··· EXCERPTED RECORDS ···
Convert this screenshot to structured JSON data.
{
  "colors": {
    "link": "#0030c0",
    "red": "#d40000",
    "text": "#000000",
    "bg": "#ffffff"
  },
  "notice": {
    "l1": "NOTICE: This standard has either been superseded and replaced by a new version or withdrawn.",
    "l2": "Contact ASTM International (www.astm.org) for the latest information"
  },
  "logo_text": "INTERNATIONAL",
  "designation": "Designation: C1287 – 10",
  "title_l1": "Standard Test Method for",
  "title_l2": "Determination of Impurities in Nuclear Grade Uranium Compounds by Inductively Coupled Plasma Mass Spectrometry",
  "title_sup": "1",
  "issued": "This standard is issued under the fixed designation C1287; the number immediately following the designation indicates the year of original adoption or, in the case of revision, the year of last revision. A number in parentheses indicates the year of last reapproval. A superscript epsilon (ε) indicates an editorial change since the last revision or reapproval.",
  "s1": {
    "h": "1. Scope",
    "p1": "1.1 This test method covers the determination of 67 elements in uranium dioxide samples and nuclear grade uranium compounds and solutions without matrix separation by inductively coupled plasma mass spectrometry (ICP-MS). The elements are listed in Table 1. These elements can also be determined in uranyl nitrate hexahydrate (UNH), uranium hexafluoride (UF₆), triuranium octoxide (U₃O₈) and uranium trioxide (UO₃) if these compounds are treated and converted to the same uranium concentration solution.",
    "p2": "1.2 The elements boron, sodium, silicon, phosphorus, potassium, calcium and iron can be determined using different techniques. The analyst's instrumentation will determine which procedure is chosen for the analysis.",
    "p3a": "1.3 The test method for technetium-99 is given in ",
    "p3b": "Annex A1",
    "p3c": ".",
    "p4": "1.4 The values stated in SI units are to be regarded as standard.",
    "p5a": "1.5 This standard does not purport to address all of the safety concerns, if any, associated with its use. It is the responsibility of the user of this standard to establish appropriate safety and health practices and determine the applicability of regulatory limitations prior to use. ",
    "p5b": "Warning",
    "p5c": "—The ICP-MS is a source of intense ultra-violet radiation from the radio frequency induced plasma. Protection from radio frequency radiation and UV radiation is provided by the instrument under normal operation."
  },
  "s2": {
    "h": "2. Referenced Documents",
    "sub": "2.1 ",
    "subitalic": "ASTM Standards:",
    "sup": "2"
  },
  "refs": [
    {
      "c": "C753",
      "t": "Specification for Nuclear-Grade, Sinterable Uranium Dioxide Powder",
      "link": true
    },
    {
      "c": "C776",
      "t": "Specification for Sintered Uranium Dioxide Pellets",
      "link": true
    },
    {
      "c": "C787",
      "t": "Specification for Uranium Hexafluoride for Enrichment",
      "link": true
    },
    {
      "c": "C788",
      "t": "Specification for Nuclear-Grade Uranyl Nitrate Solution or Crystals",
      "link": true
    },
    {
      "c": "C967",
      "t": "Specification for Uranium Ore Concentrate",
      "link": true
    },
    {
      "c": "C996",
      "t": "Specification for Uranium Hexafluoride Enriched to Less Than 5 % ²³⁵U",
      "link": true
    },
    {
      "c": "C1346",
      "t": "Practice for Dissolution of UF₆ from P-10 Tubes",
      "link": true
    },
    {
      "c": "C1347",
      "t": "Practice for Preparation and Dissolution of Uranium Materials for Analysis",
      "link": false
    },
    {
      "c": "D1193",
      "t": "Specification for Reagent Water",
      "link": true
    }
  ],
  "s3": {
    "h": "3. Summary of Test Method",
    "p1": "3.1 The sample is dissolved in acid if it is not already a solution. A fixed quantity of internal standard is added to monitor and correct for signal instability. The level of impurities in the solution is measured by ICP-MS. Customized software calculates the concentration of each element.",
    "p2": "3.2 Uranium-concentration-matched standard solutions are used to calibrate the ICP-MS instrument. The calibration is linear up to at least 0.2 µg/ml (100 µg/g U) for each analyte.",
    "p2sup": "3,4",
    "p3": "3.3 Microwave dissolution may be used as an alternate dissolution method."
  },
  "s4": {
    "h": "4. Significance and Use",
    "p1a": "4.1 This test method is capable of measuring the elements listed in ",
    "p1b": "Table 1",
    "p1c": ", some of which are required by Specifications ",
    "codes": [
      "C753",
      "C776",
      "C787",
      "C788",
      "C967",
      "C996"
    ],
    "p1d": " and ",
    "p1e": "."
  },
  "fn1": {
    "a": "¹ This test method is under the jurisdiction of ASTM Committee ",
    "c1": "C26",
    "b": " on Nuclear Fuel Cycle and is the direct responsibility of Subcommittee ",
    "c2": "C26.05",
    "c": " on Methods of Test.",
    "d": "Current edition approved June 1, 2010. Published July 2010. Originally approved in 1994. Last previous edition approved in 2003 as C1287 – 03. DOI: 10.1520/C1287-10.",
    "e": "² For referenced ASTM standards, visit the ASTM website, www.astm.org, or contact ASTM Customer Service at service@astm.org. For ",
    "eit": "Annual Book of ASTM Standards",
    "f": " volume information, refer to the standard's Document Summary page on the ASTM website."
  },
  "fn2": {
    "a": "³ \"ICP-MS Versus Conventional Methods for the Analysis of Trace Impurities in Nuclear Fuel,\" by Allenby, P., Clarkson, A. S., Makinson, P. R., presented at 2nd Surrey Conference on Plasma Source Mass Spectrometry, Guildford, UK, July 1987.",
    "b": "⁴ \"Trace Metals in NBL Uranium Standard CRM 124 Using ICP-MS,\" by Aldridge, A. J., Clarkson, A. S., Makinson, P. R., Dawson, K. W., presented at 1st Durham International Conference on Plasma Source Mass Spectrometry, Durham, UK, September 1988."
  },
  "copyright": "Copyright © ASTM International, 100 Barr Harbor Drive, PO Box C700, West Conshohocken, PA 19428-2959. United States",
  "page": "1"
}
···
STATED TASK:
Pick out all lines containing the string "concentration".

TASK RESPONSE:
    "p1": "1.1 This test method covers the determination of 67 elements in uranium dioxide samples and nuclear grade uranium compounds and solutions without matrix separation by inductively coupled plasma mass spectrometry (ICP-MS). The elements are listed in Table 1. These elements can also be determined in uranyl nitrate hexahydrate (UNH), uranium hexafluoride (UF₆), triuranium octoxide (U₃O₈) and uranium trioxide (UO₃) if these compounds are treated and converted to the same uranium concentration solution.",
    "p1": "3.1 The sample is dissolved in acid if it is not already a solution. A fixed quantity of internal standard is added to monitor and correct for signal instability. The level of impurities in the solution is measured by ICP-MS. Customized software calculates the concentration of each element.",
    "p2": "3.2 Uranium-concentration-matched standard solutions are used to calibrate the ICP-MS instrument. The calibration is linear up to at least 0.2 µg/ml (100 µg/g U) for each analyte.",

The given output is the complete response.